To do: Every line of the material below must be repeated exactly.

Data to process:
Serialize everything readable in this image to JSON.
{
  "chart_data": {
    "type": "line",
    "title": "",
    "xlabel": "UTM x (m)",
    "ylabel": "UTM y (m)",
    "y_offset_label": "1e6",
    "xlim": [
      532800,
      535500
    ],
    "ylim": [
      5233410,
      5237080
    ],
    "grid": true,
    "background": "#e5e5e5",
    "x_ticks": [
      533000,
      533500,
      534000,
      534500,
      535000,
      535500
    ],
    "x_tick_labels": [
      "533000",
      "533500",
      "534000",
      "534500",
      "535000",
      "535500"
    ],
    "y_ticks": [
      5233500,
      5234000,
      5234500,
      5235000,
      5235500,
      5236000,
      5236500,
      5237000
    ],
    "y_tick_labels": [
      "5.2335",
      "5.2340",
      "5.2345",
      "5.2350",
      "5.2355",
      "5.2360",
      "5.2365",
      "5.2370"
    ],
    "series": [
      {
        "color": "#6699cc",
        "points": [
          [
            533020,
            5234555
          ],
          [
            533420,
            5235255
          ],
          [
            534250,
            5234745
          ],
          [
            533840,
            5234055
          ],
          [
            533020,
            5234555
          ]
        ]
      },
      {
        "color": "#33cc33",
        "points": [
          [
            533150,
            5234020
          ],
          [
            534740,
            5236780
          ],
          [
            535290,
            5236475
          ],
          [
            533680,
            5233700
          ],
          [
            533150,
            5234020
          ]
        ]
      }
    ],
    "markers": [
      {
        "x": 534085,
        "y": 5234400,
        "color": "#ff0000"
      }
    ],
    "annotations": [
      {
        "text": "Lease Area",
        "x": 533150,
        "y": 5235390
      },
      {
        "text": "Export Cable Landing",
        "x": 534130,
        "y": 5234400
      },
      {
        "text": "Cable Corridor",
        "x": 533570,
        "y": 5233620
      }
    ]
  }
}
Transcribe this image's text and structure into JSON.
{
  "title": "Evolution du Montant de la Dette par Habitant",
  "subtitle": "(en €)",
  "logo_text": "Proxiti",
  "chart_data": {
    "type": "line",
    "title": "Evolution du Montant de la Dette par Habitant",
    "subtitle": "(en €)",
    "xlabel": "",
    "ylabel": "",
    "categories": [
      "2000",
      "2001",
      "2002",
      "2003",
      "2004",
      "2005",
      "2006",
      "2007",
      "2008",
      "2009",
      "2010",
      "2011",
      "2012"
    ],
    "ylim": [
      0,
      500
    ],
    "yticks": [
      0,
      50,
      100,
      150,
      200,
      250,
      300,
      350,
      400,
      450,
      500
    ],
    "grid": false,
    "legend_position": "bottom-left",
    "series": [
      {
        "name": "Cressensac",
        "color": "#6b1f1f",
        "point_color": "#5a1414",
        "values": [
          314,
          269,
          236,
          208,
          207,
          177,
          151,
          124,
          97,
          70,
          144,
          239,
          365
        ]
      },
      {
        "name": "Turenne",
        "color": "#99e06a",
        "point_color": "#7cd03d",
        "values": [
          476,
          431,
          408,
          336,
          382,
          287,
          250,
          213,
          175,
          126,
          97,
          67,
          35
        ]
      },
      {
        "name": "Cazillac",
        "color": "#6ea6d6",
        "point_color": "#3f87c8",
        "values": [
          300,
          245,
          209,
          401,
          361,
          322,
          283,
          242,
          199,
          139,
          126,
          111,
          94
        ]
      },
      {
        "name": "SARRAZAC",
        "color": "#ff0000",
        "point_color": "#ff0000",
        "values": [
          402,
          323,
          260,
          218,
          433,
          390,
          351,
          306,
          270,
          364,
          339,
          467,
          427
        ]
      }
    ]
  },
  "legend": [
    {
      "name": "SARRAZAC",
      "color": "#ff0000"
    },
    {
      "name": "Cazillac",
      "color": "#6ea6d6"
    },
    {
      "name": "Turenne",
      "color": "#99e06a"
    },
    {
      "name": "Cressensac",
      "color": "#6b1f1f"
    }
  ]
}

Task solution:
Serialize everything readable in this image to JSON.
{
  "chart_data": {
    "type": "line",
    "title": "",
    "xlabel": "UTM x (m)",
    "ylabel": "UTM y (m)",
    "y_offset_label": "1e6",
    "xlim": [
      532800,
      535500
    ],
    "ylim": [
      5233410,
      5237080
    ],
    "grid": true,
    "background": "#e5e5e5",
    "x_ticks": [
      533000,
      533500,
      534000,
      534500,
      535000,
      535500
    ],
    "x_tick_labels": [
      "533000",
      "533500",
      "534000",
      "534500",
      "535000",
      "535500"
    ],
    "y_ticks": [
      5233500,
      5234000,
      5234500,
      5235000,
      5235500,
      5236000,
      5236500,
      5237000
    ],
    "y_tick_labels": [
      "5.2335",
      "5.2340",
      "5.2345",
      "5.2350",
      "5.2355",
      "5.2360",
      "5.2365",
      "5.2370"
    ],
    "series": [
      {
        "color": "#6699cc",
        "points": [
          [
            533020,
            5234555
          ],
          [
            533420,
            5235255
          ],
          [
            534250,
            5234745
          ],
          [
            533840,
            5234055
          ],
          [
            533020,
            5234555
          ]
        ]
      },
      {
        "color": "#33cc33",
        "points": [
          [
            533150,
            5234020
          ],
          [
            534740,
            5236780
          ],
          [
            535290,
            5236475
          ],
          [
            533680,
            5233700
          ],
          [
            533150,
            5234020
          ]
        ]
      }
    ],
    "markers": [
      {
        "x": 534085,
        "y": 5234400,
        "color": "#ff0000"
      }
    ],
    "annotations": [
      {
        "text": "Lease Area",
        "x": 533150,
        "y": 5235390
      },
      {
        "text": "Export Cable Landing",
        "x": 534130,
        "y": 5234400
      },
      {
        "text": "Cable Corridor",
        "x": 533570,
        "y": 5233620
      }
    ]
  }
}
Transcribe this image's text and structure into JSON.
{
  "title": "Evolution du Montant de la Dette par Habitant",
  "subtitle": "(en €)",
  "logo_text": "Proxiti",
  "chart_data": {
    "type": "line",
    "title": "Evolution du Montant de la Dette par Habitant",
    "subtitle": "(en €)",
    "xlabel": "",
    "ylabel": "",
    "categories": [
      "2000",
      "2001",
      "2002",
      "2003",
      "2004",
      "2005",
      "2006",
      "2007",
      "2008",
      "2009",
      "2010",
      "2011",
      "2012"
    ],
    "ylim": [
      0,
      500
    ],
    "yticks": [
      0,
      50,
      100,
      150,
      200,
      250,
      300,
      350,
      400,
      450,
      500
    ],
    "grid": false,
    "legend_position": "bottom-left",
    "series": [
      {
        "name": "Cressensac",
        "color": "#6b1f1f",
        "point_color": "#5a1414",
        "values": [
          314,
          269,
          236,
          208,
          207,
          177,
          151,
          124,
          97,
          70,
          144,
          239,
          365
        ]
      },
      {
        "name": "Turenne",
        "color": "#99e06a",
        "point_color": "#7cd03d",
        "values": [
          476,
          431,
          408,
          336,
          382,
          287,
          250,
          213,
          175,
          126,
          97,
          67,
          35
        ]
      },
      {
        "name": "Cazillac",
        "color": "#6ea6d6",
        "point_color": "#3f87c8",
        "values": [
          300,
          245,
          209,
          401,
          361,
          322,
          283,
          242,
          199,
          139,
          126,
          111,
          94
        ]
      },
      {
        "name": "SARRAZAC",
        "color": "#ff0000",
        "point_color": "#ff0000",
        "values": [
          402,
          323,
          260,
          218,
          433,
          390,
          351,
          306,
          270,
          364,
          339,
          467,
          427
        ]
      }
    ]
  },
  "legend": [
    {
      "name": "SARRAZAC",
      "color": "#ff0000"
    },
    {
      "name": "Cazillac",
      "color": "#6ea6d6"
    },
    {
      "name": "Turenne",
      "color": "#99e06a"
    },
    {
      "name": "Cressensac",
      "color": "#6b1f1f"
    }
  ]
}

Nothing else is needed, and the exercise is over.